→ Exercise description: Below are some records. Copy every line in them that holds "ПОЛИТИКА".

————

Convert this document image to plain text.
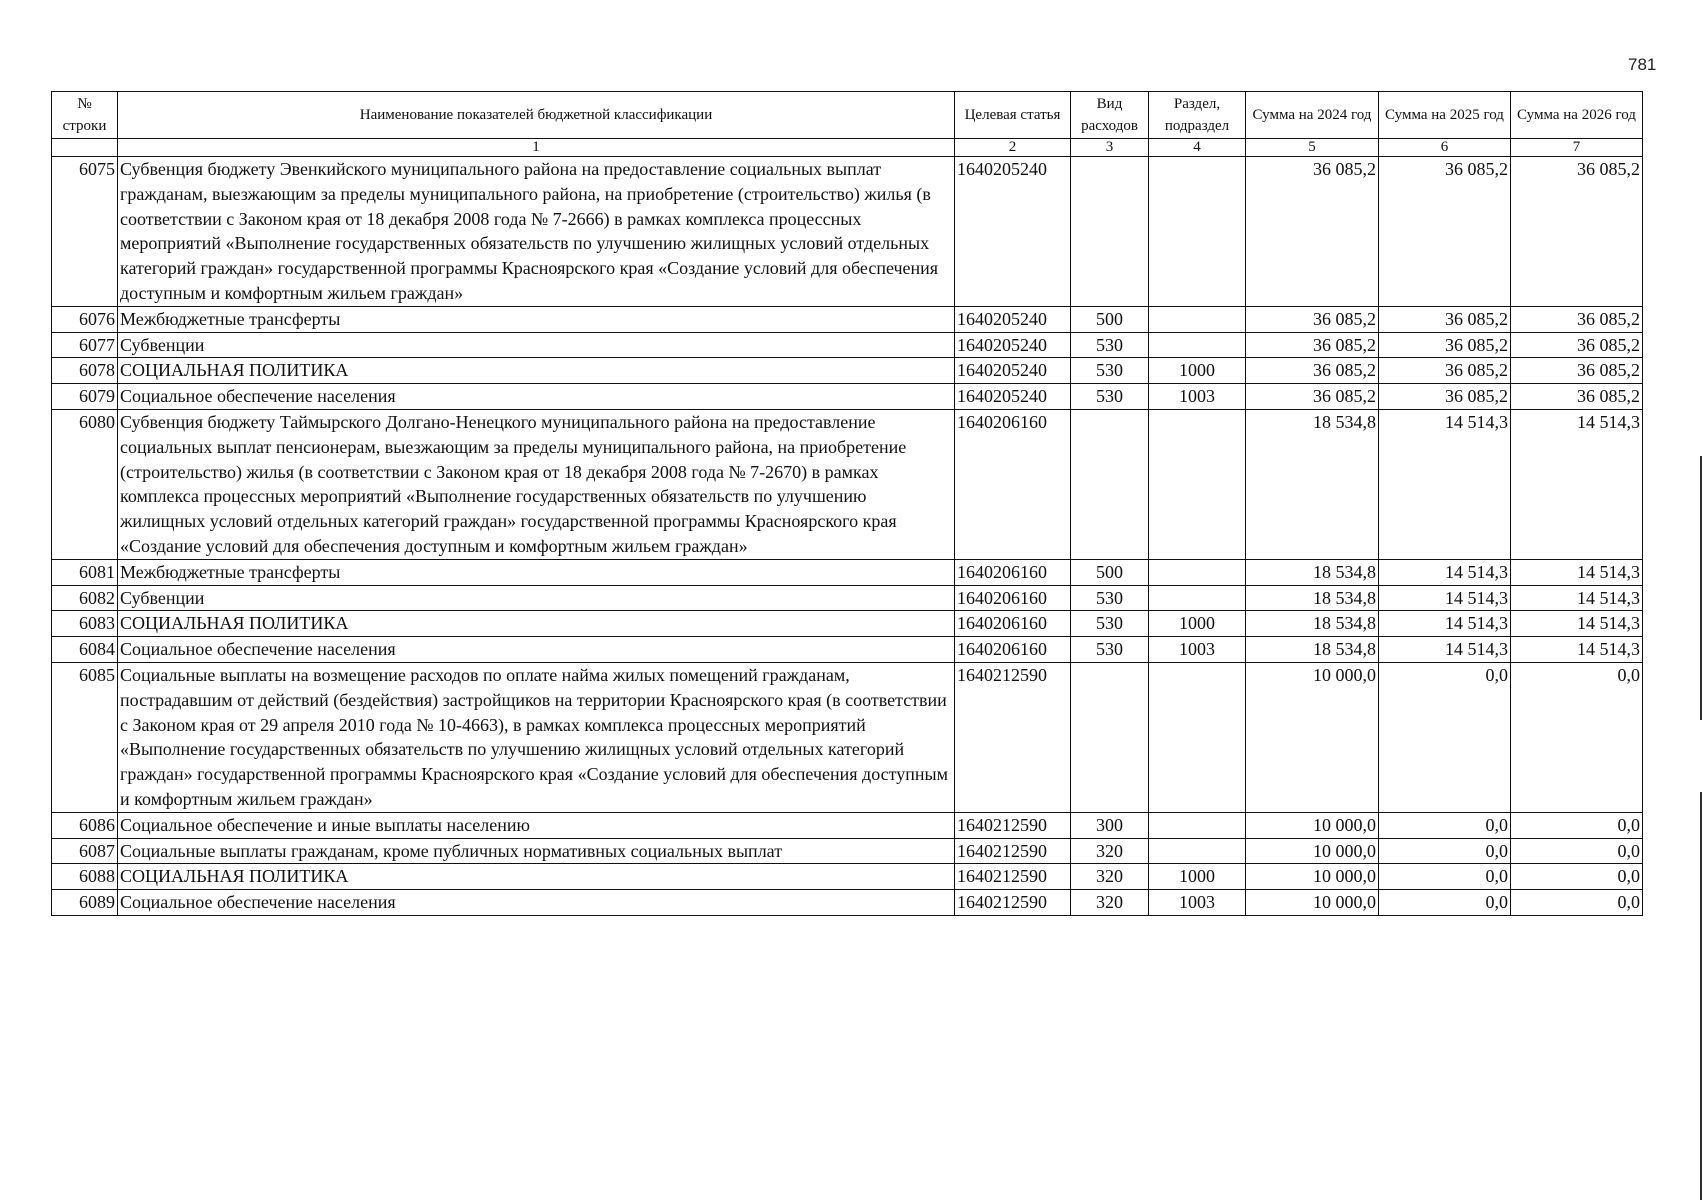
781
№ строки	Наименование показателей бюджетной классификации	Целевая статья	Вид расходов	Раздел, подраздел	Сумма на 2024 год	Сумма на 2025 год	Сумма на 2026 год
	1	2	3	4	5	6	7
6075	Субвенция бюджету Эвенкийского муниципального района на предоставление социальных выплат гражданам, выезжающим за пределы муниципального района, на приобретение (строительство) жилья (в соответствии с Законом края от 18 декабря 2008 года № 7-2666) в рамках комплекса процессных мероприятий «Выполнение государственных обязательств по улучшению жилищных условий отдельных категорий граждан» государственной программы Красноярского края «Создание условий для обеспечения доступным и комфортным жильем граждан»	1640205240			36 085,2	36 085,2	36 085,2
6076	Межбюджетные трансферты	1640205240	500		36 085,2	36 085,2	36 085,2
6077	Субвенции	1640205240	530		36 085,2	36 085,2	36 085,2
6078	СОЦИАЛЬНАЯ ПОЛИТИКА	1640205240	530	1000	36 085,2	36 085,2	36 085,2
6079	Социальное обеспечение населения	1640205240	530	1003	36 085,2	36 085,2	36 085,2
6080	Субвенция бюджету Таймырского Долгано-Ненецкого муниципального района на предоставление социальных выплат пенсионерам, выезжающим за пределы муниципального района, на приобретение (строительство) жилья (в соответствии с Законом края от 18 декабря 2008 года № 7-2670) в рамках комплекса процессных мероприятий «Выполнение государственных обязательств по улучшению жилищных условий отдельных категорий граждан» государственной программы Красноярского края «Создание условий для обеспечения доступным и комфортным жильем граждан»	1640206160			18 534,8	14 514,3	14 514,3
6081	Межбюджетные трансферты	1640206160	500		18 534,8	14 514,3	14 514,3
6082	Субвенции	1640206160	530		18 534,8	14 514,3	14 514,3
6083	СОЦИАЛЬНАЯ ПОЛИТИКА	1640206160	530	1000	18 534,8	14 514,3	14 514,3
6084	Социальное обеспечение населения	1640206160	530	1003	18 534,8	14 514,3	14 514,3
6085	Социальные выплаты на возмещение расходов по оплате найма жилых помещений гражданам, пострадавшим от действий (бездействия) застройщиков на территории Красноярского края (в соответствии с Законом края от 29 апреля 2010 года № 10-4663), в рамках комплекса процессных мероприятий «Выполнение государственных обязательств по улучшению жилищных условий отдельных категорий граждан» государственной программы Красноярского края «Создание условий для обеспечения доступным и комфортным жильем граждан»	1640212590			10 000,0	0,0	0,0
6086	Социальное обеспечение и иные выплаты населению	1640212590	300		10 000,0	0,0	0,0
6087	Социальные выплаты гражданам, кроме публичных нормативных социальных выплат	1640212590	320		10 000,0	0,0	0,0
6088	СОЦИАЛЬНАЯ ПОЛИТИКА	1640212590	320	1000	10 000,0	0,0	0,0
6089	Социальное обеспечение населения	1640212590	320	1003	10 000,0	0,0	0,0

————

→ Task solution:
6078	СОЦИАЛЬНАЯ ПОЛИТИКА	1640205240	530	1000	36 085,2	36 085,2	36 085,2
6083	СОЦИАЛЬНАЯ ПОЛИТИКА	1640206160	530	1000	18 534,8	14 514,3	14 514,3
6088	СОЦИАЛЬНАЯ ПОЛИТИКА	1640212590	320	1000	10 000,0	0,0	0,0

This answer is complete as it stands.